▸ SET EXERCISE:
Retype all of the entries word for word.

▸ DATA TO USE:
_____

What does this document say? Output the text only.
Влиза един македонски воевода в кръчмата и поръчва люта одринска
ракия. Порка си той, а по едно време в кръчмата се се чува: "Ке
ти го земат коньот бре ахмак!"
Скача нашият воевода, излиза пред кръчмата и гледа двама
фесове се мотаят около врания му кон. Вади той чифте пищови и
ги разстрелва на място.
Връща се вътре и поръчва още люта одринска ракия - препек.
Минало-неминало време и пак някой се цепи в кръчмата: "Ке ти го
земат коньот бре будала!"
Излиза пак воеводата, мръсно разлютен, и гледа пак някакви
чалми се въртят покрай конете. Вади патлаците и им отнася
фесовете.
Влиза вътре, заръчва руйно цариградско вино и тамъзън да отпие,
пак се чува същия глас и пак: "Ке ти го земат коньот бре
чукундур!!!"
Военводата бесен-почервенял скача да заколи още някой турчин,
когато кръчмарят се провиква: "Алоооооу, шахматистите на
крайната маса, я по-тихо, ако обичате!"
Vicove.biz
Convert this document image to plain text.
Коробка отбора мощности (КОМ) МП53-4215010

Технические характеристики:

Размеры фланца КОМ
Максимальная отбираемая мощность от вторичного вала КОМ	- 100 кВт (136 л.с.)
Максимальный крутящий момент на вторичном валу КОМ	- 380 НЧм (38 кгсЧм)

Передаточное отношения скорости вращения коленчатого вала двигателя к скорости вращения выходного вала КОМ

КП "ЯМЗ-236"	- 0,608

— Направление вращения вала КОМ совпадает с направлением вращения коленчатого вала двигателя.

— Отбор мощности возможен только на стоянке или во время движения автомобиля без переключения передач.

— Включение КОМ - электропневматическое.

_____

▸ OUTPUT FOR THIS TASK:
What does this document say? Output the text only.
Влиза един македонски воевода в кръчмата и поръчва люта одринска
ракия. Порка си той, а по едно време в кръчмата се се чува: "Ке
ти го земат коньот бре ахмак!"
Скача нашият воевода, излиза пред кръчмата и гледа двама
фесове се мотаят около врания му кон. Вади той чифте пищови и
ги разстрелва на място.
Връща се вътре и поръчва още люта одринска ракия - препек.
Минало-неминало време и пак някой се цепи в кръчмата: "Ке ти го
земат коньот бре будала!"
Излиза пак воеводата, мръсно разлютен, и гледа пак някакви
чалми се въртят покрай конете. Вади патлаците и им отнася
фесовете.
Влиза вътре, заръчва руйно цариградско вино и тамъзън да отпие,
пак се чува същия глас и пак: "Ке ти го земат коньот бре
чукундур!!!"
Военводата бесен-почервенял скача да заколи още някой турчин,
когато кръчмарят се провиква: "Алоооооу, шахматистите на
крайната маса, я по-тихо, ако обичате!"
Vicove.biz
Convert this document image to plain text.
Коробка отбора мощности (КОМ) МП53-4215010

Технические характеристики:

Размеры фланца КОМ
Максимальная отбираемая мощность от вторичного вала КОМ	- 100 кВт (136 л.с.)
Максимальный крутящий момент на вторичном валу КОМ	- 380 НЧм (38 кгсЧм)

Передаточное отношения скорости вращения коленчатого вала двигателя к скорости вращения выходного вала КОМ

КП "ЯМЗ-236"	- 0,608

— Направление вращения вала КОМ совпадает с направлением вращения коленчатого вала двигателя.

— Отбор мощности возможен только на стоянке или во время движения автомобиля без переключения передач.

— Включение КОМ - электропневматическое.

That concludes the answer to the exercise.